Dataset records:

^^^^^^^^^^^^^^^^

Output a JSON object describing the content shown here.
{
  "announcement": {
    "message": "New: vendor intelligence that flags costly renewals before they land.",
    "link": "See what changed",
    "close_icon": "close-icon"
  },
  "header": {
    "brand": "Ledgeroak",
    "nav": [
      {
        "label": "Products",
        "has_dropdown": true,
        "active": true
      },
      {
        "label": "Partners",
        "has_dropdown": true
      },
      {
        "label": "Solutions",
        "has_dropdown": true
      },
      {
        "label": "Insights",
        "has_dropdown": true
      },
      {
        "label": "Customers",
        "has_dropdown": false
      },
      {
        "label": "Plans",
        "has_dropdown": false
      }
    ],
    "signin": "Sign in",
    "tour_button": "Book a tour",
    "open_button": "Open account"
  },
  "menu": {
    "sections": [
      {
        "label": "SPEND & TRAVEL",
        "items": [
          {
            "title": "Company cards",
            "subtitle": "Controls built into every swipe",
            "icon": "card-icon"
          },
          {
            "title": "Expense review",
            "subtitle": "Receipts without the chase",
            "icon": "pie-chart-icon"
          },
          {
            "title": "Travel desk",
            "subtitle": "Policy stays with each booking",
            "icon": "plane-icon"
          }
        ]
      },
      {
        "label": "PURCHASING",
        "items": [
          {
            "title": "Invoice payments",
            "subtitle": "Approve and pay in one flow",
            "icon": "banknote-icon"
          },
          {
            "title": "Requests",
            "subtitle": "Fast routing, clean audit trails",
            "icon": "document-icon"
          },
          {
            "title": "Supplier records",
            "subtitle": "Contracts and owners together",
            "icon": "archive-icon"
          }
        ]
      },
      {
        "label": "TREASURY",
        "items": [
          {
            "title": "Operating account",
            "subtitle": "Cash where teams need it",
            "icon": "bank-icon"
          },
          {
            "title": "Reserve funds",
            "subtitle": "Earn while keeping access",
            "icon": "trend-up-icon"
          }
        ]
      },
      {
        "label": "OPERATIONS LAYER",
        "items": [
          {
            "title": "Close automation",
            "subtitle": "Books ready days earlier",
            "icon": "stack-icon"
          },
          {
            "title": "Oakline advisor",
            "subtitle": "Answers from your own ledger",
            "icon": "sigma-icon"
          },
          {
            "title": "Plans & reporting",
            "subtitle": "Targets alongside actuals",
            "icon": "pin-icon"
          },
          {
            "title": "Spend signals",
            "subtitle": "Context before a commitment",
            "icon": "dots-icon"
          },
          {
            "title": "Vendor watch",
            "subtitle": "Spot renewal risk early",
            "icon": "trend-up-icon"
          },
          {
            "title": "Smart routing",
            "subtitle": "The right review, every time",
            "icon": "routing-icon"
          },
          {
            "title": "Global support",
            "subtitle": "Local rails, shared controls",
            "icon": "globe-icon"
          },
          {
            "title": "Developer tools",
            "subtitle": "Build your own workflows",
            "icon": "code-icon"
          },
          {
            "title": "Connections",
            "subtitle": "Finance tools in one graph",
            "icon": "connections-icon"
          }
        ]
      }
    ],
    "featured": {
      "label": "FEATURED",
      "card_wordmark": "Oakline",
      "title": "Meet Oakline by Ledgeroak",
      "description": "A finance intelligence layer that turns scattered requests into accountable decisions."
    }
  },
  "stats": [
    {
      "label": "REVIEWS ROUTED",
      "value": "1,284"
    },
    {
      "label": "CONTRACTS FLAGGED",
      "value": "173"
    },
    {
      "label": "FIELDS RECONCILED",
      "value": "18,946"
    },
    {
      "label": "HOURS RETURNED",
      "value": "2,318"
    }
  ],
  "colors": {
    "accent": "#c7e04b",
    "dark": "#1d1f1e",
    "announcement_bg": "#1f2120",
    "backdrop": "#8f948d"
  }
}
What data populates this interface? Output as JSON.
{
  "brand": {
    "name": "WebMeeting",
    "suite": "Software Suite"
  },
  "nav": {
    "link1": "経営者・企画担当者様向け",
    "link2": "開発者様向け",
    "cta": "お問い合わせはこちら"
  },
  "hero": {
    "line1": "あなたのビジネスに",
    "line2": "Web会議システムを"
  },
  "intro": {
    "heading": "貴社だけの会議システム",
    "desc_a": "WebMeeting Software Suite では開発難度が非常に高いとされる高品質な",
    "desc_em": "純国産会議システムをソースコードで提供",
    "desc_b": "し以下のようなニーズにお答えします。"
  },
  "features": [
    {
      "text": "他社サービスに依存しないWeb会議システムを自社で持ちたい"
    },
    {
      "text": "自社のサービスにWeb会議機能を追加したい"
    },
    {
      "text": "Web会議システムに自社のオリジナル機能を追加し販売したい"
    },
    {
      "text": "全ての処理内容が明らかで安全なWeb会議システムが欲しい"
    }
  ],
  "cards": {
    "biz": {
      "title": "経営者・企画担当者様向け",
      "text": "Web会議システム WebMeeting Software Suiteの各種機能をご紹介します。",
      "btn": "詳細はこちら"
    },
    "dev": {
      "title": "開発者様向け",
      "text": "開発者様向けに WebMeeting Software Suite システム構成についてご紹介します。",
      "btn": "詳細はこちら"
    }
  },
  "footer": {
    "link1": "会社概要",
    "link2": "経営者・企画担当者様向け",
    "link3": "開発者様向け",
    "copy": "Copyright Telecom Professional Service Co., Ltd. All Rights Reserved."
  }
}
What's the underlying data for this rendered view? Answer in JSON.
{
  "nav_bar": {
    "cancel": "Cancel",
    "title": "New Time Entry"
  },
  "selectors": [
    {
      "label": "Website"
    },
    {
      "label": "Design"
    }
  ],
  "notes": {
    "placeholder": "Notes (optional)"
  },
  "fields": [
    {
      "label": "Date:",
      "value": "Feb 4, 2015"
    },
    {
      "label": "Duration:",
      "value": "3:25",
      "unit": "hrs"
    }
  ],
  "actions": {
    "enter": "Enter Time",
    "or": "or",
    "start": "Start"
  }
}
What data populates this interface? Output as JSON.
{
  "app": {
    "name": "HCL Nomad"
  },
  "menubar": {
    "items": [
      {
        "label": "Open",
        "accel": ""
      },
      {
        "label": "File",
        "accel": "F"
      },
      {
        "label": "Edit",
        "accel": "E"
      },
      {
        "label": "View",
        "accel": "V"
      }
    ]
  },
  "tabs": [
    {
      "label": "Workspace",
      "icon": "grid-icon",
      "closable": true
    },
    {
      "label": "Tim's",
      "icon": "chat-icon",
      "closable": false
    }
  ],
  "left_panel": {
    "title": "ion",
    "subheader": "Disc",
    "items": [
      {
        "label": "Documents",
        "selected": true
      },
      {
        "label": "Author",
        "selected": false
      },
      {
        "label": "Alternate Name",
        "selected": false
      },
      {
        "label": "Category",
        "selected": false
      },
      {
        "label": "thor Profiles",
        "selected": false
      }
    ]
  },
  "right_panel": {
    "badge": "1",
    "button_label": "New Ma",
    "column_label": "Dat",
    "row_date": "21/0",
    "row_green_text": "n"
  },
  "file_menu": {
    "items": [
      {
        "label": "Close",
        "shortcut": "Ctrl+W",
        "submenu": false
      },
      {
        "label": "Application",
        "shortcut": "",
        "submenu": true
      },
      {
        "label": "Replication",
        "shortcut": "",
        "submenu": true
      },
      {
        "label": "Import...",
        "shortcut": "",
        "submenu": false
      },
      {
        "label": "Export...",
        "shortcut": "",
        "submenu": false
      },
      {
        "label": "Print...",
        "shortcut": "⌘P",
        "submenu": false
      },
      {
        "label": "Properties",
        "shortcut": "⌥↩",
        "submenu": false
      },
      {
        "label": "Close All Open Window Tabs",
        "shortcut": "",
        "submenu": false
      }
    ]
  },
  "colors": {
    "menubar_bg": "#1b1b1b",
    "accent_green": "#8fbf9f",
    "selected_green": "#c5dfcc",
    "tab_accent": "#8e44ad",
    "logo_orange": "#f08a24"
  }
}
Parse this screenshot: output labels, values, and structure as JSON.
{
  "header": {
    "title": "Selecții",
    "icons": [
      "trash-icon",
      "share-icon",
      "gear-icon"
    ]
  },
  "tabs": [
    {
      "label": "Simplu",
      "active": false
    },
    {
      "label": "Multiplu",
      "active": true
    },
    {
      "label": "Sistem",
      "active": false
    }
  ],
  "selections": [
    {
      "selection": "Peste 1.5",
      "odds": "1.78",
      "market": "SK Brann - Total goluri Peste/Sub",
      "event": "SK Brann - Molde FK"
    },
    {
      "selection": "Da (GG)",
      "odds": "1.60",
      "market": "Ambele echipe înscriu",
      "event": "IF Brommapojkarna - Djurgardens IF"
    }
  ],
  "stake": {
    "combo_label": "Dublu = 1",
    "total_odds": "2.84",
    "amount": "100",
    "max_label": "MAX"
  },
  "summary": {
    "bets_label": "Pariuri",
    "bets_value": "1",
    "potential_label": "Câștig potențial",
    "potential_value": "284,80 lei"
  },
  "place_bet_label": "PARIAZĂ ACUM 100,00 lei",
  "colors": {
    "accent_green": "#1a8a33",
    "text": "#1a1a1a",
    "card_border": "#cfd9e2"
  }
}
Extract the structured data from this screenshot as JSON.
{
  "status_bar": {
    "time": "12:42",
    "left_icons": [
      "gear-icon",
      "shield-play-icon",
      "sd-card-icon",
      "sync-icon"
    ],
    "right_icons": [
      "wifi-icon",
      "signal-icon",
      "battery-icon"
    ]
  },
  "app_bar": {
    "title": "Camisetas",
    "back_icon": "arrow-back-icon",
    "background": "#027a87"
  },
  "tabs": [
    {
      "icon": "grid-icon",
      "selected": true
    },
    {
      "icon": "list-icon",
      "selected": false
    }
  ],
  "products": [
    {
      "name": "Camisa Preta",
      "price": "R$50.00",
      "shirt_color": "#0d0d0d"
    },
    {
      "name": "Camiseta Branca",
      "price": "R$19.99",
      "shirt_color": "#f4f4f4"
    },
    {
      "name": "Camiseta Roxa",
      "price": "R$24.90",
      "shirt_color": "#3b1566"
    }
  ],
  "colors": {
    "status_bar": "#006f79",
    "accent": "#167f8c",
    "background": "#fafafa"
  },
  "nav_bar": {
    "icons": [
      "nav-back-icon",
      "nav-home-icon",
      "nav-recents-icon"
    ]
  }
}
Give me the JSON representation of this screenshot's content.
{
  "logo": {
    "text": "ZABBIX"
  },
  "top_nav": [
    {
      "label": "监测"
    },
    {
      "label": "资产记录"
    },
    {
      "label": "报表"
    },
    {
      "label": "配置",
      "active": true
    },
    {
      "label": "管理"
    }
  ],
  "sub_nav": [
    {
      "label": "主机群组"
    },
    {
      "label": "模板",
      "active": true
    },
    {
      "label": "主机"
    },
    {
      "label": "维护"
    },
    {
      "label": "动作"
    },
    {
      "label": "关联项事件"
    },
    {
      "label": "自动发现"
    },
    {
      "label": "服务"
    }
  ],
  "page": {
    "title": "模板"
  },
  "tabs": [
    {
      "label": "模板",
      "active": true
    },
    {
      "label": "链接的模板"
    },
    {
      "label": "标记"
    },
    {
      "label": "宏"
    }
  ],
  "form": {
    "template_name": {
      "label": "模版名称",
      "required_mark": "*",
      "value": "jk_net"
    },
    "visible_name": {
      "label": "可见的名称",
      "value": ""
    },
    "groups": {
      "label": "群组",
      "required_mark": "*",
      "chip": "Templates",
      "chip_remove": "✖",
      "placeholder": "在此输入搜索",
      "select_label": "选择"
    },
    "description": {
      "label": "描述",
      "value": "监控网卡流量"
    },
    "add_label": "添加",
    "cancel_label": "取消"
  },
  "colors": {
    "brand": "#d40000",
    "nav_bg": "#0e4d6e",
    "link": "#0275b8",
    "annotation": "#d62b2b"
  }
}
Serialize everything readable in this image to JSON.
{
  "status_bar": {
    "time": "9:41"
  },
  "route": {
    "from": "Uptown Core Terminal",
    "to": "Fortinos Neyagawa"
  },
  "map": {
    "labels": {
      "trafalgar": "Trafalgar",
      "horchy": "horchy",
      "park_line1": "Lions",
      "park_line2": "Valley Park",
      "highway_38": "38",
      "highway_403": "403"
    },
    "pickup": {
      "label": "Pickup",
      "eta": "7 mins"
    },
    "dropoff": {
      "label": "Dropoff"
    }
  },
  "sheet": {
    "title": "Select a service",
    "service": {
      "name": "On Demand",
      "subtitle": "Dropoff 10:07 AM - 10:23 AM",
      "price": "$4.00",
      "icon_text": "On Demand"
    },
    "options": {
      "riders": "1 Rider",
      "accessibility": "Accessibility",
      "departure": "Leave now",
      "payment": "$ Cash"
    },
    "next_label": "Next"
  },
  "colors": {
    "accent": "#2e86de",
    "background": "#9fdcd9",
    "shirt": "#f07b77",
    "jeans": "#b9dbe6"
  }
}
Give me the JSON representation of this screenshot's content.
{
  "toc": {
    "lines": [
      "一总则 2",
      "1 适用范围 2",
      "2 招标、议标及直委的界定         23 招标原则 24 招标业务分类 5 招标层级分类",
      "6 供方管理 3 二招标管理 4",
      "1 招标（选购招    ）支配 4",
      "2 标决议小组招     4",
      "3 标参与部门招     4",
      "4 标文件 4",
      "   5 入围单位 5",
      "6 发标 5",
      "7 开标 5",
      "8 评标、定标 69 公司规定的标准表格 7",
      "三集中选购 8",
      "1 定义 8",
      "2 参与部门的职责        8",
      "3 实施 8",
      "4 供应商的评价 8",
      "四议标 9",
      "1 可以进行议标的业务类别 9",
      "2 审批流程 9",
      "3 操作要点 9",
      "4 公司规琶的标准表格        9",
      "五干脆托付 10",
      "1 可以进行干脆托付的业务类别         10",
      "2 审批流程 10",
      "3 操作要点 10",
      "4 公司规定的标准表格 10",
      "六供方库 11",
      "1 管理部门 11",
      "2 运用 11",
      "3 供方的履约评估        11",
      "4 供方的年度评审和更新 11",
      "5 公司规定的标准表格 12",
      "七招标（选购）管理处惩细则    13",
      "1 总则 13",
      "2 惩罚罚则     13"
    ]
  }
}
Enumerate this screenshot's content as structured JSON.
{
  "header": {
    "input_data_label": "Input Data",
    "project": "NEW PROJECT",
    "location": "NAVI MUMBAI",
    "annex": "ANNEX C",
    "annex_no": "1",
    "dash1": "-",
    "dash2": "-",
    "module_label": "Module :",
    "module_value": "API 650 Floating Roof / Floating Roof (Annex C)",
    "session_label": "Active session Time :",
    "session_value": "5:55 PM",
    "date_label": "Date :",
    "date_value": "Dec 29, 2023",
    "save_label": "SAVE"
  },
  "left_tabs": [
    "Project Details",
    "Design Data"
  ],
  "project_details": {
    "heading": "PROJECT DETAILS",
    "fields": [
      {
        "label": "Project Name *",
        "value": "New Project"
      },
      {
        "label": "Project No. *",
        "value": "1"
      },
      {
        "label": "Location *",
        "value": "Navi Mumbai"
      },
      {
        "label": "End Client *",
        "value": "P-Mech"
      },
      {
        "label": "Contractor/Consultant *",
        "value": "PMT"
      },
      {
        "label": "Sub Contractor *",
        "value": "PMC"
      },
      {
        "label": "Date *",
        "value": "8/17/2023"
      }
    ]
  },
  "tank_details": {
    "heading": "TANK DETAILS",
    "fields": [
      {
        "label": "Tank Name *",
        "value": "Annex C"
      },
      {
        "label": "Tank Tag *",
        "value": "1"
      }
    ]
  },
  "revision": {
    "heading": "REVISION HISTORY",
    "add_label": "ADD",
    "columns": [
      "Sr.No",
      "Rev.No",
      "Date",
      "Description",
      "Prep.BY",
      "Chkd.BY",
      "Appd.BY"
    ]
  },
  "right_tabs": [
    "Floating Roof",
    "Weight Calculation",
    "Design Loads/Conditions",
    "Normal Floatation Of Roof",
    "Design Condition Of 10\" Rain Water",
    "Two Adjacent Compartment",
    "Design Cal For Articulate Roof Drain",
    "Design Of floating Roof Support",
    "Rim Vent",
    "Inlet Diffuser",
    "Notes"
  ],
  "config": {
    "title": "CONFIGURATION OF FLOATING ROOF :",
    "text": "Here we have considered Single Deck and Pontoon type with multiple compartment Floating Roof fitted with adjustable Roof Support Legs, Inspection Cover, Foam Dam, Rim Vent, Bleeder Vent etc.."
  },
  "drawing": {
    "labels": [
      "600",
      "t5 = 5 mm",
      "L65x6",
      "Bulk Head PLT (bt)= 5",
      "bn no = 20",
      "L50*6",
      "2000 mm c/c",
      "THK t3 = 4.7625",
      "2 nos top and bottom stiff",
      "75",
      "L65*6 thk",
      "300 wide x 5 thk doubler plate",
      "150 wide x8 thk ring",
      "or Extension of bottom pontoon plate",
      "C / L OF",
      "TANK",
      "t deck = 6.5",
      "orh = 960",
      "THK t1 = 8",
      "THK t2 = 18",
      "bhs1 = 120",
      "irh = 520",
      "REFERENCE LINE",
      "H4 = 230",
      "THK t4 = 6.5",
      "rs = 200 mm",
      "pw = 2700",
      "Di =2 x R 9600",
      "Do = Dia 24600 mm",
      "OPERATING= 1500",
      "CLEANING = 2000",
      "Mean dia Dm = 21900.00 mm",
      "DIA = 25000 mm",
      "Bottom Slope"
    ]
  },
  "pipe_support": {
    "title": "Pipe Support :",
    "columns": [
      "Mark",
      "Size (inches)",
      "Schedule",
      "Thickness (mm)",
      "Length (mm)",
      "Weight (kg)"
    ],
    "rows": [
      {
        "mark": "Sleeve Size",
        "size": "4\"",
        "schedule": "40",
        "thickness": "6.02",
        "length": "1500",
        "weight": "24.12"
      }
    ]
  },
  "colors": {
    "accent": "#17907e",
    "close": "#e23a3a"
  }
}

^^^^^^^^^^^^^^^^

**Challenge**
Where a line above holds the string "Ledgeroak", show that line.

**Task result**
    "brand": "Ledgeroak",
      "title": "Meet Oakline by Ledgeroak",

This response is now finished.